# SHORT EXERCISE
Your task is to transcribe all the entries exactly, excluding pictures.

# Dataset items
__________________________________________________

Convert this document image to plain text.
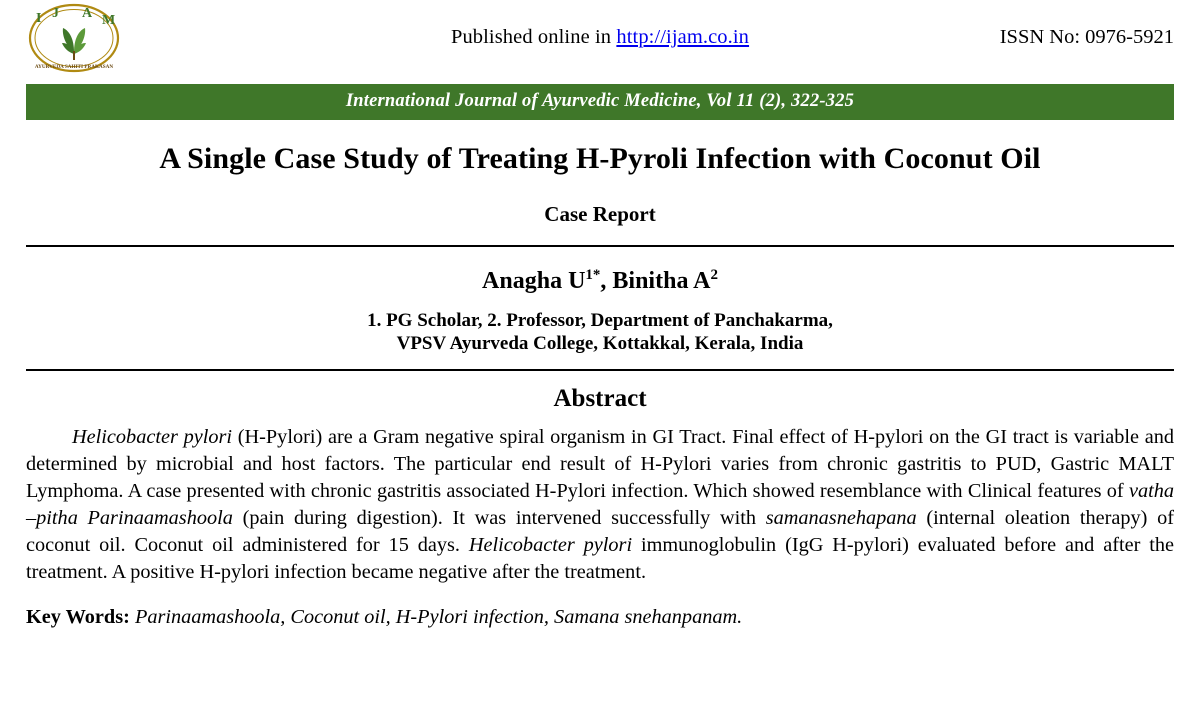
I J A M
AYURVEDA SAHITI PRAKASAN
Published online in http://ijam.co.in	ISSN No: 0976-5921
International Journal of Ayurvedic Medicine, Vol 11 (2), 322-325
A Single Case Study of Treating H-Pyroli Infection with Coconut Oil
Case Report
Anagha $U^{1*}$, Binitha $A^2$
1. PG Scholar, 2. Professor, Department of Panchakarma,
VPSV Ayurveda College, Kottakkal, Kerala, India
Abstract

Helicobacter pylori (H-Pylori) are a Gram negative spiral organism in GI Tract. Final effect of H-pylori on the GI tract is variable and determined by microbial and host factors. The particular end result of H-Pylori varies from chronic gastritis to PUD, Gastric MALT Lymphoma. A case presented with chronic gastritis associated H-Pylori infection. Which showed resemblance with Clinical features of vatha –pitha Parinaamashoola (pain during digestion). It was intervened successfully with samanasnehapana (internal oleation therapy) of coconut oil. Coconut oil administered for 15 days. Helicobacter pylori immunoglobulin (IgG H-pylori) evaluated before and after the treatment. A positive H-pylori infection became negative after the treatment.

Key Words: Parinaamashoola, Coconut oil, H-Pylori infection, Samana snehanpanam.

__________________________________________________

# RESPONSE
Convert this document image to plain text.
I J A M
AYURVEDA SAHITI PRAKASAN
Published online in http://ijam.co.in	ISSN No: 0976-5921
International Journal of Ayurvedic Medicine, Vol 11 (2), 322-325
A Single Case Study of Treating H-Pyroli Infection with Coconut Oil
Case Report
Anagha $U^{1*}$, Binitha $A^2$
1. PG Scholar, 2. Professor, Department of Panchakarma,
VPSV Ayurveda College, Kottakkal, Kerala, India
Abstract

Helicobacter pylori (H-Pylori) are a Gram negative spiral organism in GI Tract. Final effect of H-pylori on the GI tract is variable and determined by microbial and host factors. The particular end result of H-Pylori varies from chronic gastritis to PUD, Gastric MALT Lymphoma. A case presented with chronic gastritis associated H-Pylori infection. Which showed resemblance with Clinical features of vatha –pitha Parinaamashoola (pain during digestion). It was intervened successfully with samanasnehapana (internal oleation therapy) of coconut oil. Coconut oil administered for 15 days. Helicobacter pylori immunoglobulin (IgG H-pylori) evaluated before and after the treatment. A positive H-pylori infection became negative after the treatment.

Key Words: Parinaamashoola, Coconut oil, H-Pylori infection, Samana snehanpanam.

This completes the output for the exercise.